■ A run of records:
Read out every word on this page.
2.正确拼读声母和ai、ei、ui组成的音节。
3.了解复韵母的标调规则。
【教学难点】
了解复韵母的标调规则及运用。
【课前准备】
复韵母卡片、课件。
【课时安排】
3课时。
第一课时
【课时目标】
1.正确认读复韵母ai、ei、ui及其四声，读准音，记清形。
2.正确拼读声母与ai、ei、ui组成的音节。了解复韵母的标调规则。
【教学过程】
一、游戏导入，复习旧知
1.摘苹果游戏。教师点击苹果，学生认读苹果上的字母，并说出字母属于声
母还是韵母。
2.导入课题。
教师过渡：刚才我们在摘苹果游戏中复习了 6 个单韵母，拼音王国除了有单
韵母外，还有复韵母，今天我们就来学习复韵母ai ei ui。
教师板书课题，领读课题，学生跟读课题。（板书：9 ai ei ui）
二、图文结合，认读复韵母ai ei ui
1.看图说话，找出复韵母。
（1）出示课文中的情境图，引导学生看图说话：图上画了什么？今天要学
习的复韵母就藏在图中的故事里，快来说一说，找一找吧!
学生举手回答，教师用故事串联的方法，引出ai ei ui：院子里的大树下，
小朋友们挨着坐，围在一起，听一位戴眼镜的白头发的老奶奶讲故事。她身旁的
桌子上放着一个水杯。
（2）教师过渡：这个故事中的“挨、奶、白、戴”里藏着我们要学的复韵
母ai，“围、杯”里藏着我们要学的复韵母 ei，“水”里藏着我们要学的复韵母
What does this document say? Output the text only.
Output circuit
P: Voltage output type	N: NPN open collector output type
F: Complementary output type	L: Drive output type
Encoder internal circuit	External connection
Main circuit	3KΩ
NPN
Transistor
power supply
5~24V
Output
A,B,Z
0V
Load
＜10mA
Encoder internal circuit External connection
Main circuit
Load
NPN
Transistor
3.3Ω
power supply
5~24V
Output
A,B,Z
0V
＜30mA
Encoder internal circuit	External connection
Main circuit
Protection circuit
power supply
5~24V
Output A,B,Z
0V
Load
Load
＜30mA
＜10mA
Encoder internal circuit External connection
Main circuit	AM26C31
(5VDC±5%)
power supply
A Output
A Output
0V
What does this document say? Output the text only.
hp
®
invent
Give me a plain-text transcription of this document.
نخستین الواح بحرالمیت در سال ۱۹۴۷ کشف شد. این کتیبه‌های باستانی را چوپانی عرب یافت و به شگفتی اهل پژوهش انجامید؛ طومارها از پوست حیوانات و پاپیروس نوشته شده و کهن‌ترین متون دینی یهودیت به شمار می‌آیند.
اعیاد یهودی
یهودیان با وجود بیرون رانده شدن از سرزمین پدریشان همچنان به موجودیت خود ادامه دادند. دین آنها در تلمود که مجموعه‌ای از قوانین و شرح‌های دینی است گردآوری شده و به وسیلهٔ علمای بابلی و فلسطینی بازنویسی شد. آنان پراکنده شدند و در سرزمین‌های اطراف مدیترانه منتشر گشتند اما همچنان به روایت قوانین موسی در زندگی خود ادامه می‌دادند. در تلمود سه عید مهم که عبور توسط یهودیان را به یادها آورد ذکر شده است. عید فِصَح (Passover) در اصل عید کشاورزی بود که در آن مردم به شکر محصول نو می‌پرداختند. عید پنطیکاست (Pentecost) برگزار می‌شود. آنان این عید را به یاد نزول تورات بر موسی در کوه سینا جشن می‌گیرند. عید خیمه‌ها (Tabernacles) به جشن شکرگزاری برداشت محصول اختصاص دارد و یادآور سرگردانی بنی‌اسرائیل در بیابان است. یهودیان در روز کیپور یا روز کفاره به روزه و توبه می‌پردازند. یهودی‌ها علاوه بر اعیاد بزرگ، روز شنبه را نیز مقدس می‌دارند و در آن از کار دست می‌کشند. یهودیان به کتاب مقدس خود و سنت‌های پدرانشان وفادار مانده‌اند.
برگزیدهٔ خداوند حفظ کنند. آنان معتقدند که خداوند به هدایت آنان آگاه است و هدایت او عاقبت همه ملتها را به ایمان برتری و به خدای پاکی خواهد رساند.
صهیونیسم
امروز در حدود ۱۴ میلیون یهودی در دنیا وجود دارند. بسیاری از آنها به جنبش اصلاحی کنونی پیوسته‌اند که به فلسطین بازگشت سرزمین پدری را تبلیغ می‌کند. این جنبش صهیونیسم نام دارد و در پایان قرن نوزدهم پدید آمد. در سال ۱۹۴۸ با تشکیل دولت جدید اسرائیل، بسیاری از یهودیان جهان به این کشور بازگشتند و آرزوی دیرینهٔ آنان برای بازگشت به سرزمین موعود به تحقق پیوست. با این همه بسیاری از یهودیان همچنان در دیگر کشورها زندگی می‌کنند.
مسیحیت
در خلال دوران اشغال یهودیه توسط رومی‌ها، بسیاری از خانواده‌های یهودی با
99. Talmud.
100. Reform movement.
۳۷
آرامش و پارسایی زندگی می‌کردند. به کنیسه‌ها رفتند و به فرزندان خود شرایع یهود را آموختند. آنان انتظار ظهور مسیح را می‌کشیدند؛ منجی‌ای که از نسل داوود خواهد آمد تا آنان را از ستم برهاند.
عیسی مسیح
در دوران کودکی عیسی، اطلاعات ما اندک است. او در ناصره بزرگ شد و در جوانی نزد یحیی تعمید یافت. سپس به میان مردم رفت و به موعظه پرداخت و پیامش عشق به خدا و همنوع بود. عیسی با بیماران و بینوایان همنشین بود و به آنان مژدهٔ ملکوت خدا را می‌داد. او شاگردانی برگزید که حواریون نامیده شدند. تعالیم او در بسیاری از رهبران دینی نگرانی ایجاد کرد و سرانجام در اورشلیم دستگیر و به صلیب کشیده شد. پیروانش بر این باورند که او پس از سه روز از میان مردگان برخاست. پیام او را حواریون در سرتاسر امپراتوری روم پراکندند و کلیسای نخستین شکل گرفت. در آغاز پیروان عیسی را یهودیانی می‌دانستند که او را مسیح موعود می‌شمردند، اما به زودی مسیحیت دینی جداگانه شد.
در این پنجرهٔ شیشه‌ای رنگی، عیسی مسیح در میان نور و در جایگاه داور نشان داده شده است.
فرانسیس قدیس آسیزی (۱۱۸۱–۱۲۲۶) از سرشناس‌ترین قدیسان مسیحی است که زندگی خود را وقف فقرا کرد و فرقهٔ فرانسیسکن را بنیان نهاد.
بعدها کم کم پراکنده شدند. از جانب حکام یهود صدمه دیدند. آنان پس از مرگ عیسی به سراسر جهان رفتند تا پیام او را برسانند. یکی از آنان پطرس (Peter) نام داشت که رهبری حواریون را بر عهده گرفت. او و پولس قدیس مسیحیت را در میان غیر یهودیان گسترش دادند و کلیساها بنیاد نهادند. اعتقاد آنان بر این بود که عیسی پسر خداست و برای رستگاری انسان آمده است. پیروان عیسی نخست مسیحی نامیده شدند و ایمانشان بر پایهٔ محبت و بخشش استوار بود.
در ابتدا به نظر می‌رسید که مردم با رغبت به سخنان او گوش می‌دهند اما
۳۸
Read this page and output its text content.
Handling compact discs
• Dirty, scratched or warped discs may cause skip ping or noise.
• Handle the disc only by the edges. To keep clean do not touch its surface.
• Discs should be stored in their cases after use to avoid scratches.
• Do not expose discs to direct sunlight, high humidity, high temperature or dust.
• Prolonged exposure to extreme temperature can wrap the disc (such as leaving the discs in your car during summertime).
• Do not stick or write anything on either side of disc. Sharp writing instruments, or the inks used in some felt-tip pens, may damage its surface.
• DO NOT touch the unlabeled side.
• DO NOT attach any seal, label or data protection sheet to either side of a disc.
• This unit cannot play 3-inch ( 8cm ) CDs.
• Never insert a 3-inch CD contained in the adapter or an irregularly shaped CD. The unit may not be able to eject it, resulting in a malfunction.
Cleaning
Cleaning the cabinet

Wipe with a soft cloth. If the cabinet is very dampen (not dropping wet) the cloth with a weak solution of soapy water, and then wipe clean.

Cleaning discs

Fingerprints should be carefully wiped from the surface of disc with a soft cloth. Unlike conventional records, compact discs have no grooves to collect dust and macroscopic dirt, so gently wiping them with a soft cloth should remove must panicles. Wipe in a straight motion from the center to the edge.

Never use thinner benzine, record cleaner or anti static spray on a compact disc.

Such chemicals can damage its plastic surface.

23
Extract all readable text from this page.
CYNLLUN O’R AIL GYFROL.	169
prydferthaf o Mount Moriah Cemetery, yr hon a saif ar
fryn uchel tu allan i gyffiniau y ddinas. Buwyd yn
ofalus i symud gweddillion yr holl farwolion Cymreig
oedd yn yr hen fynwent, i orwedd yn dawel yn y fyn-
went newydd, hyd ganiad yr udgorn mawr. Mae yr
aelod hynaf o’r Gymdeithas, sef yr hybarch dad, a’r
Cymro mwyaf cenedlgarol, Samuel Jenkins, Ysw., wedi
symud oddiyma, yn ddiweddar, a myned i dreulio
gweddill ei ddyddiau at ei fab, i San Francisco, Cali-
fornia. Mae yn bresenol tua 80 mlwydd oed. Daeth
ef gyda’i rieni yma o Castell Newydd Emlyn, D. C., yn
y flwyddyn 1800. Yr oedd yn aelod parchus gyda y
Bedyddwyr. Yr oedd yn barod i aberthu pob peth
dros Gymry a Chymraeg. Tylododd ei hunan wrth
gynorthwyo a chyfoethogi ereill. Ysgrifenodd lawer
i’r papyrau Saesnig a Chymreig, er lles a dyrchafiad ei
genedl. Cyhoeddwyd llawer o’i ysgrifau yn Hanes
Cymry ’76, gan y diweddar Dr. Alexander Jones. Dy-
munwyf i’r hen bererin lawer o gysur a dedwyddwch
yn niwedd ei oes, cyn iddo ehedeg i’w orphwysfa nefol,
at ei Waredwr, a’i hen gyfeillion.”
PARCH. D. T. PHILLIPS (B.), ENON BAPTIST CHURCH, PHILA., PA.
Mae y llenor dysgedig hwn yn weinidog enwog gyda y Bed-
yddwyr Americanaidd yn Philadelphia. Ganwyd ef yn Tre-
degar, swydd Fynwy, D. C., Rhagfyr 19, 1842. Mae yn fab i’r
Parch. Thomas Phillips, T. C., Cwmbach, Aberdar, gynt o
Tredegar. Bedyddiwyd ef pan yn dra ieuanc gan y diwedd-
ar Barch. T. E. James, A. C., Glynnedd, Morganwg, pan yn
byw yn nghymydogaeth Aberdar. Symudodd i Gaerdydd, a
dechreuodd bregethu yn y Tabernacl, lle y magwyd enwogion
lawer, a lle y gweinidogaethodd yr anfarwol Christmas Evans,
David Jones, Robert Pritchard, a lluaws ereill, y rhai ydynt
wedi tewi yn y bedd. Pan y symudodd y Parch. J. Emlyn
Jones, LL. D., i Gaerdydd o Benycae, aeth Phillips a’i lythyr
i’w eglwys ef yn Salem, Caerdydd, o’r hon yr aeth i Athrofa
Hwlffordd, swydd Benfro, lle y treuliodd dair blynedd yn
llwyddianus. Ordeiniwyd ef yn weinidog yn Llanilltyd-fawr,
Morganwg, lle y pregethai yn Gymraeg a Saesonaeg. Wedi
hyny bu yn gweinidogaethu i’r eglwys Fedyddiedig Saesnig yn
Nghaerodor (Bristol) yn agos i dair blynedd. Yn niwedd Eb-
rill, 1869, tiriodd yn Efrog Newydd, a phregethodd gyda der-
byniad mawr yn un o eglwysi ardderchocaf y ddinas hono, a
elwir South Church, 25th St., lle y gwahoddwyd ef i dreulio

■ What is needed: Which lines in the records above contain the string "خواهد"? Copy each one.

■ Completed task:
برگزیدهٔ خداوند حفظ کنند. آنان معتقدند که خداوند به هدایت آنان آگاه است و هدایت او عاقبت همه ملتها را به ایمان برتری و به خدای پاکی خواهد رساند.
آرامش و پارسایی زندگی می‌کردند. به کنیسه‌ها رفتند و به فرزندان خود شرایع یهود را آموختند. آنان انتظار ظهور مسیح را می‌کشیدند؛ منجی‌ای که از نسل داوود خواهد آمد تا آنان را از ستم برهاند.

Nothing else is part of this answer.